| Records supplied |
────────

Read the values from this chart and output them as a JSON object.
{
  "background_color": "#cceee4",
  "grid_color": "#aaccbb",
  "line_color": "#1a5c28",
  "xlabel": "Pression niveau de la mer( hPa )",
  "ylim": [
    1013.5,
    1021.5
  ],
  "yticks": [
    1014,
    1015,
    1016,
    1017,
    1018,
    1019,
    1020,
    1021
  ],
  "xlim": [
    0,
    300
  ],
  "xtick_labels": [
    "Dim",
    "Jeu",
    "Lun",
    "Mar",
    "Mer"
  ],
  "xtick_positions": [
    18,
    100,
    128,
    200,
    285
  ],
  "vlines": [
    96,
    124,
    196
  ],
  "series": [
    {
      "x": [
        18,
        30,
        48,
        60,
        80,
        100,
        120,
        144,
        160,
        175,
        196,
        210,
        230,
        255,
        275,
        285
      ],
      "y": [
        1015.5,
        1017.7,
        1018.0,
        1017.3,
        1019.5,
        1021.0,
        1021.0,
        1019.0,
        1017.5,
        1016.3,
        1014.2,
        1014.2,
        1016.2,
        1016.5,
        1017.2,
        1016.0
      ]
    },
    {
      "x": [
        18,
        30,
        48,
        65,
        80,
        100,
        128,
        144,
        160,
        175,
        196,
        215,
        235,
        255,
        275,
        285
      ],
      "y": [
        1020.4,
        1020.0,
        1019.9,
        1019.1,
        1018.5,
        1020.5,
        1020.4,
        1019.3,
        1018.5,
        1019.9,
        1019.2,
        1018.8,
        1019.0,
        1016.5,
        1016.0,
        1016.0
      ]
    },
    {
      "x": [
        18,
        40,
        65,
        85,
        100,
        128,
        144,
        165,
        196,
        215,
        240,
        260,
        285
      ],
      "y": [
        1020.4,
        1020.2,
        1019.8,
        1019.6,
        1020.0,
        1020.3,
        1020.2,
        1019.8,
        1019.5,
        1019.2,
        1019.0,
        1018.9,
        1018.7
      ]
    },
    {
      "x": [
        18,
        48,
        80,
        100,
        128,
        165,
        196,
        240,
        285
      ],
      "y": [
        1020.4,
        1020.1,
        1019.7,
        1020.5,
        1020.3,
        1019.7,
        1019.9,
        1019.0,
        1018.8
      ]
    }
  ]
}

────────

| To be done |
Return all of the data word for word.

| Problem solution |
Read the values from this chart and output them as a JSON object.
{
  "background_color": "#cceee4",
  "grid_color": "#aaccbb",
  "line_color": "#1a5c28",
  "xlabel": "Pression niveau de la mer( hPa )",
  "ylim": [
    1013.5,
    1021.5
  ],
  "yticks": [
    1014,
    1015,
    1016,
    1017,
    1018,
    1019,
    1020,
    1021
  ],
  "xlim": [
    0,
    300
  ],
  "xtick_labels": [
    "Dim",
    "Jeu",
    "Lun",
    "Mar",
    "Mer"
  ],
  "xtick_positions": [
    18,
    100,
    128,
    200,
    285
  ],
  "vlines": [
    96,
    124,
    196
  ],
  "series": [
    {
      "x": [
        18,
        30,
        48,
        60,
        80,
        100,
        120,
        144,
        160,
        175,
        196,
        210,
        230,
        255,
        275,
        285
      ],
      "y": [
        1015.5,
        1017.7,
        1018.0,
        1017.3,
        1019.5,
        1021.0,
        1021.0,
        1019.0,
        1017.5,
        1016.3,
        1014.2,
        1014.2,
        1016.2,
        1016.5,
        1017.2,
        1016.0
      ]
    },
    {
      "x": [
        18,
        30,
        48,
        65,
        80,
        100,
        128,
        144,
        160,
        175,
        196,
        215,
        235,
        255,
        275,
        285
      ],
      "y": [
        1020.4,
        1020.0,
        1019.9,
        1019.1,
        1018.5,
        1020.5,
        1020.4,
        1019.3,
        1018.5,
        1019.9,
        1019.2,
        1018.8,
        1019.0,
        1016.5,
        1016.0,
        1016.0
      ]
    },
    {
      "x": [
        18,
        40,
        65,
        85,
        100,
        128,
        144,
        165,
        196,
        215,
        240,
        260,
        285
      ],
      "y": [
        1020.4,
        1020.2,
        1019.8,
        1019.6,
        1020.0,
        1020.3,
        1020.2,
        1019.8,
        1019.5,
        1019.2,
        1019.0,
        1018.9,
        1018.7
      ]
    },
    {
      "x": [
        18,
        48,
        80,
        100,
        128,
        165,
        196,
        240,
        285
      ],
      "y": [
        1020.4,
        1020.1,
        1019.7,
        1020.5,
        1020.3,
        1019.7,
        1019.9,
        1019.0,
        1018.8
      ]
    }
  ]
}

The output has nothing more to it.